* **Exercise description**
Report how many lines below contain the word "Transaction", and give only that number.

[Begin]

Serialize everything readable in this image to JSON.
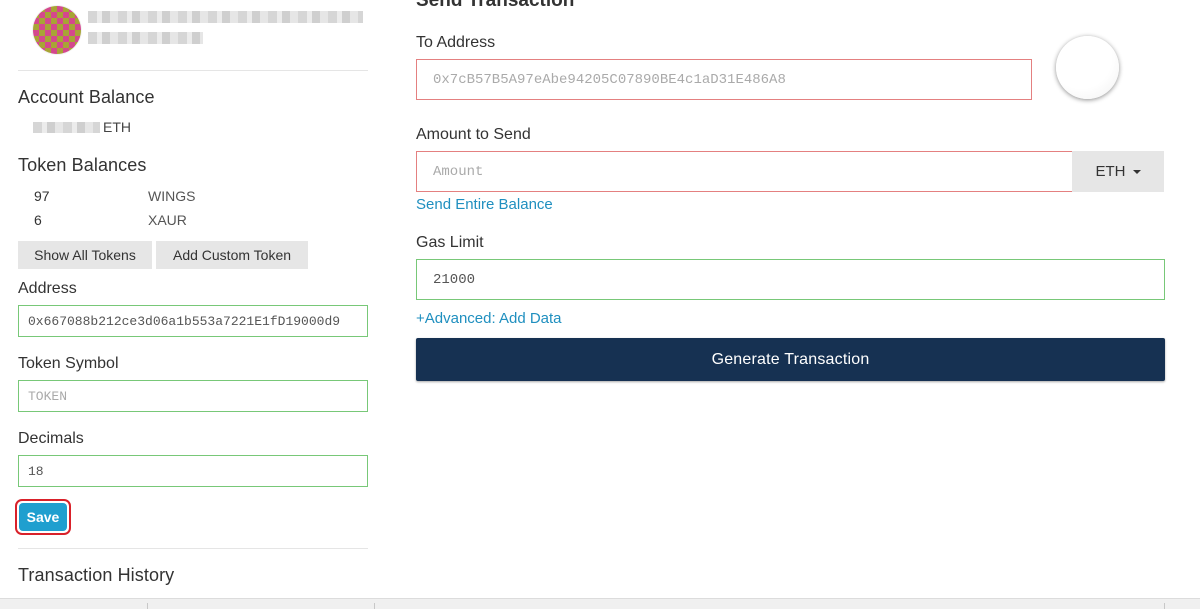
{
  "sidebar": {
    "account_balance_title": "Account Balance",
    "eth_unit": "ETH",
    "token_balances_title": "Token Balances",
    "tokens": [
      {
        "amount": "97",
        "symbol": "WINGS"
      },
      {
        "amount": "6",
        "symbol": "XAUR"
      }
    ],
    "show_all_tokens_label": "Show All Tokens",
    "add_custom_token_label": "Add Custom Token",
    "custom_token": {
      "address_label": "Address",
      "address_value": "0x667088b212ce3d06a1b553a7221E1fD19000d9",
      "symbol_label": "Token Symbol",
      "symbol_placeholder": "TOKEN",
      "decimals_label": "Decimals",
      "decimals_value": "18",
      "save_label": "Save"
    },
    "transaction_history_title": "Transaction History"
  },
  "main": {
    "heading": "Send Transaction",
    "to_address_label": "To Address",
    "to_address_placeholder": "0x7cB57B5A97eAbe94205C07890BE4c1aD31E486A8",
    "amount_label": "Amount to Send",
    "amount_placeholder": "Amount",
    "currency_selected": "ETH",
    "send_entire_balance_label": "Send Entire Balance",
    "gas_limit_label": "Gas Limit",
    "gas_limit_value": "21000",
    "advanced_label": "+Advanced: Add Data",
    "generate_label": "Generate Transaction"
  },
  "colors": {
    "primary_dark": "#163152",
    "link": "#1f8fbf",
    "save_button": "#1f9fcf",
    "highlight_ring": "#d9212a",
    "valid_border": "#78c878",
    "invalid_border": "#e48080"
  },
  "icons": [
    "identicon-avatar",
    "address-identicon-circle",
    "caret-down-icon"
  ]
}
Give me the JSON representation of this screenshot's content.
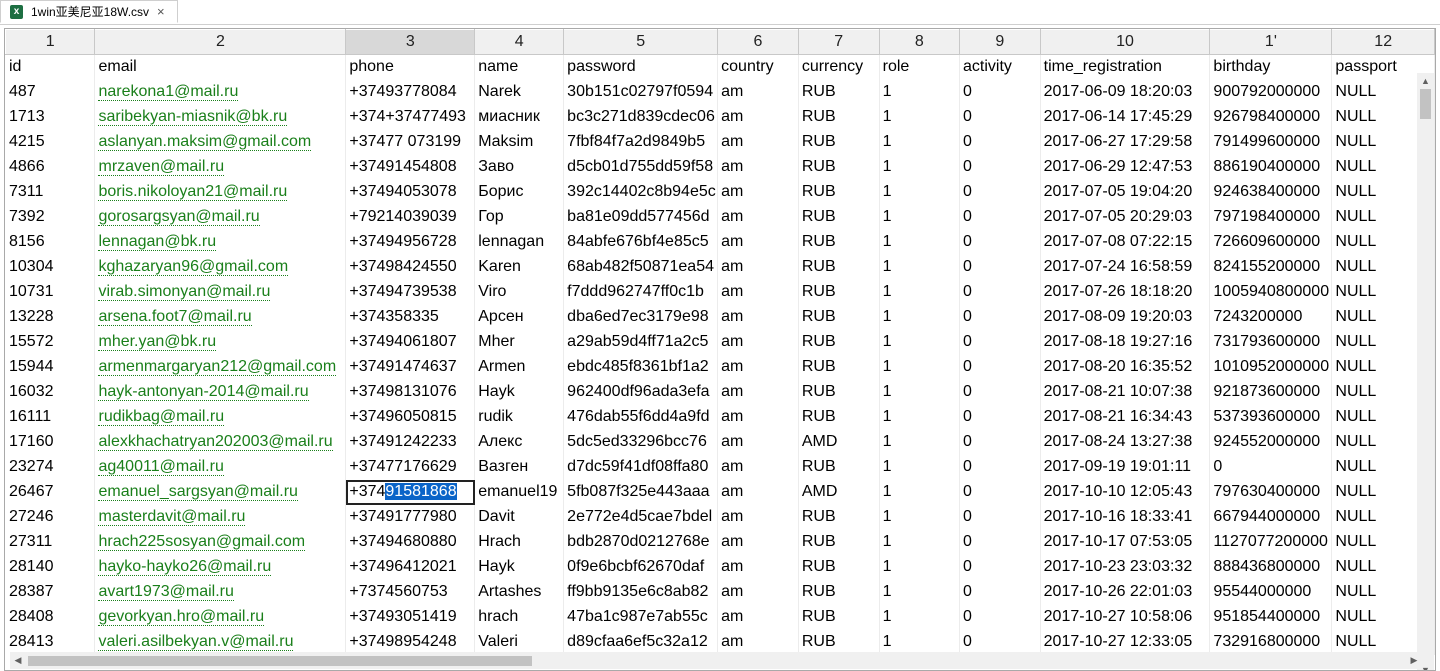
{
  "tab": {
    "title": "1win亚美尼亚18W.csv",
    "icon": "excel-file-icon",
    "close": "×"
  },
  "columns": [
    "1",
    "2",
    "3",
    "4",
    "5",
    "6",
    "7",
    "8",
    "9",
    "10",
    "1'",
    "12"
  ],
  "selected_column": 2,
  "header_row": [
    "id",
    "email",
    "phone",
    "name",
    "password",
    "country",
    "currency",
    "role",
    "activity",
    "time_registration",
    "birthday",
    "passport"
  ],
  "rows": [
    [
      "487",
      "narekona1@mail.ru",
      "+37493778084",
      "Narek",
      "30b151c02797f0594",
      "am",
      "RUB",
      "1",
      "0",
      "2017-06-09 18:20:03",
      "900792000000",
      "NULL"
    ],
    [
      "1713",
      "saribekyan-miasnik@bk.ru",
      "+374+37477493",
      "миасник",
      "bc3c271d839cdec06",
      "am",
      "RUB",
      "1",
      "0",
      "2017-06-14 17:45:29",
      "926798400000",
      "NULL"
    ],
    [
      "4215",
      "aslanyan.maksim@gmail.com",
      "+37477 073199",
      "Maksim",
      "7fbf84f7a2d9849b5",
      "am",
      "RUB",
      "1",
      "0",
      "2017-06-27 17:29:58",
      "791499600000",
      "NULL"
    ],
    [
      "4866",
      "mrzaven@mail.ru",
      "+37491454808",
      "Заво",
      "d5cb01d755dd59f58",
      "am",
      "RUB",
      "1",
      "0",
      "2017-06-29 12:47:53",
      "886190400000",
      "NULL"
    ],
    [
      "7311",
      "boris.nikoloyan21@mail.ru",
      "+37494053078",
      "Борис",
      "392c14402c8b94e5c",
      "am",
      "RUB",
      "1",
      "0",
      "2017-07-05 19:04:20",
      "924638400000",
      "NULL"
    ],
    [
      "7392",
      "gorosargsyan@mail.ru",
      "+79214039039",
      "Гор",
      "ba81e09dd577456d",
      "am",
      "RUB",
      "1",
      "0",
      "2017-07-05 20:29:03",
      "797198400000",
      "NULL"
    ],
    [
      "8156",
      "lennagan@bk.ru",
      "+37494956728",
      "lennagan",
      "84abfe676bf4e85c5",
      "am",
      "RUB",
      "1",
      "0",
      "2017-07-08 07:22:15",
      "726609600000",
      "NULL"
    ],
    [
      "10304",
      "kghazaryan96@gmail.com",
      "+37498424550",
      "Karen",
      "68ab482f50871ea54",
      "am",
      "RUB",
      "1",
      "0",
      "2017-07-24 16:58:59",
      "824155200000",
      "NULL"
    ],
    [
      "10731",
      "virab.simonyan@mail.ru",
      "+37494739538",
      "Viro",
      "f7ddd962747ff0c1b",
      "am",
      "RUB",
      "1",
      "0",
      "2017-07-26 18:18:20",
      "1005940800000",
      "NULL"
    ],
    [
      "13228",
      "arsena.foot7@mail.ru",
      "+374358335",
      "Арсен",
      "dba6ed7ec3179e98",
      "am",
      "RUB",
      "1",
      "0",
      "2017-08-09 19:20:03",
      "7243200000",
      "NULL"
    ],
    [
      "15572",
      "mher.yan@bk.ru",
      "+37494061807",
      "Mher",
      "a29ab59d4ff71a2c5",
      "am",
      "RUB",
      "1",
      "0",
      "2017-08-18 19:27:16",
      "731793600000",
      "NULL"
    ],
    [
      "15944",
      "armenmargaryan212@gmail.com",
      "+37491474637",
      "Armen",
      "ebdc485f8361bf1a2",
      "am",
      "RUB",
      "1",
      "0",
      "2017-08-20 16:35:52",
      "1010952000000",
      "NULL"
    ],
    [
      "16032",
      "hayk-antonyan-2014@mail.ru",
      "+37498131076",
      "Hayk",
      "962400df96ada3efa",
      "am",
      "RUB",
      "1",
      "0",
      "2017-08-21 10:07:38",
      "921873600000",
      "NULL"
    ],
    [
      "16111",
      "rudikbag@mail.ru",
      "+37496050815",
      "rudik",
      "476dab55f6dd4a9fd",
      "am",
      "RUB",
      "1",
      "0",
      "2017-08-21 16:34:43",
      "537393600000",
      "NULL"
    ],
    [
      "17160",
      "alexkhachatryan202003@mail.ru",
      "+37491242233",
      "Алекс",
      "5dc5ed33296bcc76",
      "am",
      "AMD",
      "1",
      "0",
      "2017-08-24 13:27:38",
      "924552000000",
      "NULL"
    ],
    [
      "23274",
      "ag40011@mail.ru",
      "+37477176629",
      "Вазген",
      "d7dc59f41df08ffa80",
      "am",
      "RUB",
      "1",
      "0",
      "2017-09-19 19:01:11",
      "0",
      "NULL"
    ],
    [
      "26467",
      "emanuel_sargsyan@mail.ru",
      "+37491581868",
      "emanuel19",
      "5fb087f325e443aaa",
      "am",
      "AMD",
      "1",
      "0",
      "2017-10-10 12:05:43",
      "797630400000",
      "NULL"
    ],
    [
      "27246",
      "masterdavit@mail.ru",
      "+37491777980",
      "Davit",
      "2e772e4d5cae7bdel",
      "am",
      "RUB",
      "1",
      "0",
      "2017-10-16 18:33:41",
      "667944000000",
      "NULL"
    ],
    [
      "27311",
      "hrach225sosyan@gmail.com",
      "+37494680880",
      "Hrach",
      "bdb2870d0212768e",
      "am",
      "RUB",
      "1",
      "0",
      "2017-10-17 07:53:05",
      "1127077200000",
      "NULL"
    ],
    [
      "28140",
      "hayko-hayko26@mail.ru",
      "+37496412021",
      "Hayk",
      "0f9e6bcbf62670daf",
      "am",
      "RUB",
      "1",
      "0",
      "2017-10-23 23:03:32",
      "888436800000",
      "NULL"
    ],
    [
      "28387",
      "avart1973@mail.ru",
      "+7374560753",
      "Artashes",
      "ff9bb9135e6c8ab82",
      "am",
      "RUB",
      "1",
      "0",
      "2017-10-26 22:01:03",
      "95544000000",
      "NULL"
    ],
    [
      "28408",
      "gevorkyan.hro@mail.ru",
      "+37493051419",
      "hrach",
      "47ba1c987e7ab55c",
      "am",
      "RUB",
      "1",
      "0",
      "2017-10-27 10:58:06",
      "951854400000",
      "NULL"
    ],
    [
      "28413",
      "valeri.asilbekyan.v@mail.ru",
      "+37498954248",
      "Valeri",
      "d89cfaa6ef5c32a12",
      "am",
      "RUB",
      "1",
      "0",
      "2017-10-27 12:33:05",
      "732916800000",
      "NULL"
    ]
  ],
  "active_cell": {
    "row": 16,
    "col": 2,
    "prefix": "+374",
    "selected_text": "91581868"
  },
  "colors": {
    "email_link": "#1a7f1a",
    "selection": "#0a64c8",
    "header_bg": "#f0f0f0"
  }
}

[End]
[Begin]

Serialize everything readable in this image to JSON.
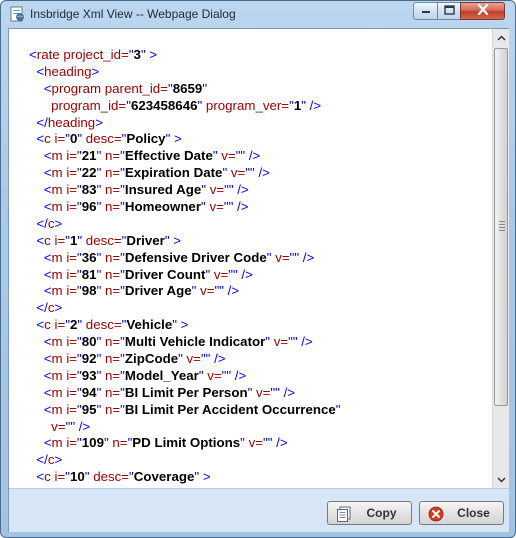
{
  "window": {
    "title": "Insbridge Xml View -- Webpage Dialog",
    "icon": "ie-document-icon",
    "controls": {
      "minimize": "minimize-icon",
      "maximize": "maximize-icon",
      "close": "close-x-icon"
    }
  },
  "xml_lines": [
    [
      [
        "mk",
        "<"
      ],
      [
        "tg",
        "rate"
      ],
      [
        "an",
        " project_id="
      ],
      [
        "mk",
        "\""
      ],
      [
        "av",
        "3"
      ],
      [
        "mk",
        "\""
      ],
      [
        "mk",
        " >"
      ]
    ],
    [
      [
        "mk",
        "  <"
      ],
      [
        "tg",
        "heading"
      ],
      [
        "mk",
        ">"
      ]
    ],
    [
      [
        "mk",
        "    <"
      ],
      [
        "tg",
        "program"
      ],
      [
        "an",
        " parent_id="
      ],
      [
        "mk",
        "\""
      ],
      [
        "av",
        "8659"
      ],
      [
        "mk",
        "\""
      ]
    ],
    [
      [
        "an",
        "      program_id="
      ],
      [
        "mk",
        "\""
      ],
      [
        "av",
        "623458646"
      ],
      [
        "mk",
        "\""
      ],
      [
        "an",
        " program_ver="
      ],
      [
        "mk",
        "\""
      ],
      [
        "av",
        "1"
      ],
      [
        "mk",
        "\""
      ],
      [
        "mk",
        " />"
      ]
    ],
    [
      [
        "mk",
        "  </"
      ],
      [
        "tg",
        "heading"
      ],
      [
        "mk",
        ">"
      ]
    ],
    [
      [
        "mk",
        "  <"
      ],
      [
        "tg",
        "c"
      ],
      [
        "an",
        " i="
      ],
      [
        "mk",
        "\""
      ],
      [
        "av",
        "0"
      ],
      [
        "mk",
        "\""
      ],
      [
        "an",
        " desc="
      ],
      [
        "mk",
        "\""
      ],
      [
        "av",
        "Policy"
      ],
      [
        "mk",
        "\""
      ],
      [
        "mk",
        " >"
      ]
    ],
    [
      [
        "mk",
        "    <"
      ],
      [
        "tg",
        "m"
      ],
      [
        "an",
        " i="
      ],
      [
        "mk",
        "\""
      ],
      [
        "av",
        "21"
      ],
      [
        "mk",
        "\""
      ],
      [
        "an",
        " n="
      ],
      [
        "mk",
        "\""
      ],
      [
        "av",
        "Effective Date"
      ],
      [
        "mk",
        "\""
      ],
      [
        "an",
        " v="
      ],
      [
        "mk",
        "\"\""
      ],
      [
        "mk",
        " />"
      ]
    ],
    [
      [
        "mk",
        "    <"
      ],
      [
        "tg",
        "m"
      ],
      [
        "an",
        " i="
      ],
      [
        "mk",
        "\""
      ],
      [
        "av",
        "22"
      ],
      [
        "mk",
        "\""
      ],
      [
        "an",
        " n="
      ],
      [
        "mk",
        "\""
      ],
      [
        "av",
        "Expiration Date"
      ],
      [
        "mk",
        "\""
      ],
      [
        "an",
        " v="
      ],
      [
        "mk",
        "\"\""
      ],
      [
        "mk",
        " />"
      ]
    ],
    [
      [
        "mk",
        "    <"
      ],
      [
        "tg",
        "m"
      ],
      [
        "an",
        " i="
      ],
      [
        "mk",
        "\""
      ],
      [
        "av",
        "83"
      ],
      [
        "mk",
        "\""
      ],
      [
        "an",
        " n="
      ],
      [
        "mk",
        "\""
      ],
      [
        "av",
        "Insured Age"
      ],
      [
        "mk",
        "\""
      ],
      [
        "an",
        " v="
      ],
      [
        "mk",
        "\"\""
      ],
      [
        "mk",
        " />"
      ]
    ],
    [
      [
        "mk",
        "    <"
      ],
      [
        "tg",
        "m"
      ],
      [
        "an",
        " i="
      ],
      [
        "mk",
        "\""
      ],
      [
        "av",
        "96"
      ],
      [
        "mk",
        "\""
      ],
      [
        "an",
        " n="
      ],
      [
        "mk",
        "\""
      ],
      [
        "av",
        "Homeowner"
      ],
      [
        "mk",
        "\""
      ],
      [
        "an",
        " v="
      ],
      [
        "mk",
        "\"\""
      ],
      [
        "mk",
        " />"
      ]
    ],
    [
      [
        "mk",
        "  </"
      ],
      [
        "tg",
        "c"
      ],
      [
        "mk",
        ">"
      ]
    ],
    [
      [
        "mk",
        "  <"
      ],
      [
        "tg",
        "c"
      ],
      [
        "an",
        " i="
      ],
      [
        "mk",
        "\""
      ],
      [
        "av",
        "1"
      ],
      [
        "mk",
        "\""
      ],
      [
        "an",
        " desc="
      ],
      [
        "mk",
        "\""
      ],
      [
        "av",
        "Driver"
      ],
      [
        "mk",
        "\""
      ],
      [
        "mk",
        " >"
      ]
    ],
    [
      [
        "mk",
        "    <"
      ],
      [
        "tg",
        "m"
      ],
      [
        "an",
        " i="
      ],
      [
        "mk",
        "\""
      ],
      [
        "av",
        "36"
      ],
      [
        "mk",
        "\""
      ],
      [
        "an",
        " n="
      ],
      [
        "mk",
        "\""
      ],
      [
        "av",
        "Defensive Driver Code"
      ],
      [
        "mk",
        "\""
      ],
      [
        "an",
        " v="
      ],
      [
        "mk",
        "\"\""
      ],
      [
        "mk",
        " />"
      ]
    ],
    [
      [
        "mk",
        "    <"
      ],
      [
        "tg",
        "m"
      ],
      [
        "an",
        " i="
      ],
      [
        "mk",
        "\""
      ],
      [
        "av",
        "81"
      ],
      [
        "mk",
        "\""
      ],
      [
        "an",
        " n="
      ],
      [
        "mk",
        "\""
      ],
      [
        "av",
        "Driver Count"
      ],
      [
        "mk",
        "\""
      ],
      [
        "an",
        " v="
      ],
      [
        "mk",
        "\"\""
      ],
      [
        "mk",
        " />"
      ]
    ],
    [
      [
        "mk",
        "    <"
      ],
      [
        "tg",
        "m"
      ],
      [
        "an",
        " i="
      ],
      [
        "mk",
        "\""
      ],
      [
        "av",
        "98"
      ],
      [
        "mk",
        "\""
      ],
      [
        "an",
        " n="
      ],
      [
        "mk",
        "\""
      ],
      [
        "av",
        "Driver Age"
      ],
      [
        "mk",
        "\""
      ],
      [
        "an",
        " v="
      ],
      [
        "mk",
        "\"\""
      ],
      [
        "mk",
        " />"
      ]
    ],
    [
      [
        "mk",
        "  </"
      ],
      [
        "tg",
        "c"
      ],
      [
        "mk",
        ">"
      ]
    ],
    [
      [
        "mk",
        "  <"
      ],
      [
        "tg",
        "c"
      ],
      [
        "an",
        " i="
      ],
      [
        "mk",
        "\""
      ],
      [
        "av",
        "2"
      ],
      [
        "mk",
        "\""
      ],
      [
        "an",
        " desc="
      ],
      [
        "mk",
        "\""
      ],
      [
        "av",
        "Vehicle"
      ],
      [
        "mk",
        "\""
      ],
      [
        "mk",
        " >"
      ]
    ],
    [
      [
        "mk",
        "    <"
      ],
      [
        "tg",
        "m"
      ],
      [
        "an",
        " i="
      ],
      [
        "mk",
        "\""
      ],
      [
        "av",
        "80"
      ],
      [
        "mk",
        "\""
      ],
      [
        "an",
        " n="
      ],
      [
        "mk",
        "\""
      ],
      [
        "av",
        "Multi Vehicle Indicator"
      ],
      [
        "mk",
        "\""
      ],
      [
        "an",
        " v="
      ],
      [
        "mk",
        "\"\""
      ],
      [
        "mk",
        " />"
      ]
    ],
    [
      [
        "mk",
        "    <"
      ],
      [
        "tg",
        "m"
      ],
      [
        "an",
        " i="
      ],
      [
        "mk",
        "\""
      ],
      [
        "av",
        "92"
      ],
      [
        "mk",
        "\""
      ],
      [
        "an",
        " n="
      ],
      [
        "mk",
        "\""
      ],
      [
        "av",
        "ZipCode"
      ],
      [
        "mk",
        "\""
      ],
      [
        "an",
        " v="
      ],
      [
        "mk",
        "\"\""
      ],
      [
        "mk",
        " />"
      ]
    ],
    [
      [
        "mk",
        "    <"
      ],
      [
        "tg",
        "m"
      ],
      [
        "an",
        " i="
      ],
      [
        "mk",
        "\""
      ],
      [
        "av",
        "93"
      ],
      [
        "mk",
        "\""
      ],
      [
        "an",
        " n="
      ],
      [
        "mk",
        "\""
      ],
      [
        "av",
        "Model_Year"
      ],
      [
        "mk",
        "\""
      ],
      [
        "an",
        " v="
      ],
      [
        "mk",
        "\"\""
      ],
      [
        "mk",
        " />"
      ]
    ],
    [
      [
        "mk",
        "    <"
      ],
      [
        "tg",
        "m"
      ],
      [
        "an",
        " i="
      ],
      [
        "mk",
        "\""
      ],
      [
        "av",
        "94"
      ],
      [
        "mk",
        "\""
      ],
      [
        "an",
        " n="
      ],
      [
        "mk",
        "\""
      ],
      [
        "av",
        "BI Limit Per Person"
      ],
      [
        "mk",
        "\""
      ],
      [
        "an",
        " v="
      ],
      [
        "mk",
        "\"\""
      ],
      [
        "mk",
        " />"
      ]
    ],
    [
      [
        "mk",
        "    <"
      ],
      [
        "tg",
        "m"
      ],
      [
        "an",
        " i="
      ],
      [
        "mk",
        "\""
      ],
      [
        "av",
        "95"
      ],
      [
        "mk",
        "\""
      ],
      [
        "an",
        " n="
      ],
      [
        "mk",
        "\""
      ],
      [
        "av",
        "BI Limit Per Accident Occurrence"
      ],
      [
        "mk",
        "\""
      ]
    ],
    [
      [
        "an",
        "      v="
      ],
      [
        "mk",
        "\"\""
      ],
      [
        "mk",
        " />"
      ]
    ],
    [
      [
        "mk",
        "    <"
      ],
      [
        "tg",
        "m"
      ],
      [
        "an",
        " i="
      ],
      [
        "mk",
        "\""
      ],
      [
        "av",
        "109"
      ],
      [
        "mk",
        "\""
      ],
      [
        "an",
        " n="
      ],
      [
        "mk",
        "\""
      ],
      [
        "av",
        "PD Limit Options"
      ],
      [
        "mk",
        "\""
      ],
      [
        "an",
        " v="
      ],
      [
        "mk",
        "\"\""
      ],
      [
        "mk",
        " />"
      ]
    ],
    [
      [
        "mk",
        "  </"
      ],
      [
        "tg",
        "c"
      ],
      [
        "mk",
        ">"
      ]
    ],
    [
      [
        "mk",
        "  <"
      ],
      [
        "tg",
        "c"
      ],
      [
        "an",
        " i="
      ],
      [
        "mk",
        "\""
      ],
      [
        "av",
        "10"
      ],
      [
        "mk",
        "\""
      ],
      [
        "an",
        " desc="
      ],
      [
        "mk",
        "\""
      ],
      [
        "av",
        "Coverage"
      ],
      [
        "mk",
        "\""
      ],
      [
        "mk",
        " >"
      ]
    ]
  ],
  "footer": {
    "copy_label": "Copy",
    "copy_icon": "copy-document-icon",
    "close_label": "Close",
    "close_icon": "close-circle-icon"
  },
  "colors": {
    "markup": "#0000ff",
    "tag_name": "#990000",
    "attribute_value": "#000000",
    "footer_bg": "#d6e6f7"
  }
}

[End]

* **Full answer**
3